** START OF Input **

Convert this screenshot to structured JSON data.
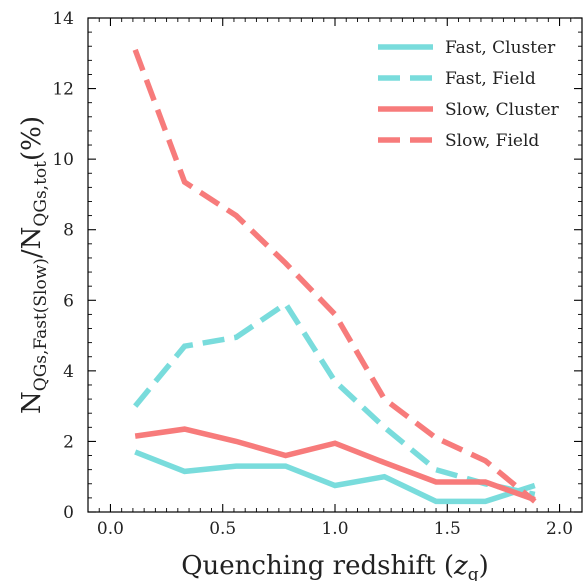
{
  "chart_data": {
    "type": "line",
    "xlabel": "Quenching redshift (z_q)",
    "ylabel": "N_QGs,Fast(Slow)/N_QGs,tot(%)",
    "xlim": [
      -0.1,
      2.1
    ],
    "ylim": [
      0,
      14
    ],
    "xticks": [
      0.0,
      0.5,
      1.0,
      1.5,
      2.0
    ],
    "xtick_labels": [
      "0.0",
      "0.5",
      "1.0",
      "1.5",
      "2.0"
    ],
    "yticks": [
      0,
      2,
      4,
      6,
      8,
      10,
      12,
      14
    ],
    "ytick_labels": [
      "0",
      "2",
      "4",
      "6",
      "8",
      "10",
      "12",
      "14"
    ],
    "grid": false,
    "legend_position": "top-right",
    "x": [
      0.11,
      0.33,
      0.56,
      0.78,
      1.0,
      1.22,
      1.45,
      1.67,
      1.89
    ],
    "series": [
      {
        "name": "Fast, Cluster",
        "color": "#79dcdc",
        "style": "solid",
        "values": [
          1.7,
          1.15,
          1.3,
          1.3,
          0.75,
          1.0,
          0.3,
          0.3,
          0.75
        ]
      },
      {
        "name": "Fast, Field",
        "color": "#79dcdc",
        "style": "dashed",
        "values": [
          3.0,
          4.7,
          4.95,
          5.9,
          3.7,
          2.4,
          1.2,
          0.8,
          0.5
        ]
      },
      {
        "name": "Slow, Cluster",
        "color": "#f77b7b",
        "style": "solid",
        "values": [
          2.15,
          2.35,
          2.0,
          1.6,
          1.95,
          1.4,
          0.85,
          0.85,
          0.35
        ]
      },
      {
        "name": "Slow, Field",
        "color": "#f77b7b",
        "style": "dashed",
        "values": [
          13.1,
          9.35,
          8.4,
          7.05,
          5.6,
          3.2,
          2.1,
          1.45,
          0.3
        ]
      }
    ]
  }
}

** END OF Input **

What is required → Are you able to set down all the lines above exactly, without any pictures?

Reply to the task →
Convert this screenshot to structured JSON data.
{
  "chart_data": {
    "type": "line",
    "xlabel": "Quenching redshift (z_q)",
    "ylabel": "N_QGs,Fast(Slow)/N_QGs,tot(%)",
    "xlim": [
      -0.1,
      2.1
    ],
    "ylim": [
      0,
      14
    ],
    "xticks": [
      0.0,
      0.5,
      1.0,
      1.5,
      2.0
    ],
    "xtick_labels": [
      "0.0",
      "0.5",
      "1.0",
      "1.5",
      "2.0"
    ],
    "yticks": [
      0,
      2,
      4,
      6,
      8,
      10,
      12,
      14
    ],
    "ytick_labels": [
      "0",
      "2",
      "4",
      "6",
      "8",
      "10",
      "12",
      "14"
    ],
    "grid": false,
    "legend_position": "top-right",
    "x": [
      0.11,
      0.33,
      0.56,
      0.78,
      1.0,
      1.22,
      1.45,
      1.67,
      1.89
    ],
    "series": [
      {
        "name": "Fast, Cluster",
        "color": "#79dcdc",
        "style": "solid",
        "values": [
          1.7,
          1.15,
          1.3,
          1.3,
          0.75,
          1.0,
          0.3,
          0.3,
          0.75
        ]
      },
      {
        "name": "Fast, Field",
        "color": "#79dcdc",
        "style": "dashed",
        "values": [
          3.0,
          4.7,
          4.95,
          5.9,
          3.7,
          2.4,
          1.2,
          0.8,
          0.5
        ]
      },
      {
        "name": "Slow, Cluster",
        "color": "#f77b7b",
        "style": "solid",
        "values": [
          2.15,
          2.35,
          2.0,
          1.6,
          1.95,
          1.4,
          0.85,
          0.85,
          0.35
        ]
      },
      {
        "name": "Slow, Field",
        "color": "#f77b7b",
        "style": "dashed",
        "values": [
          13.1,
          9.35,
          8.4,
          7.05,
          5.6,
          3.2,
          2.1,
          1.45,
          0.3
        ]
      }
    ]
  }
}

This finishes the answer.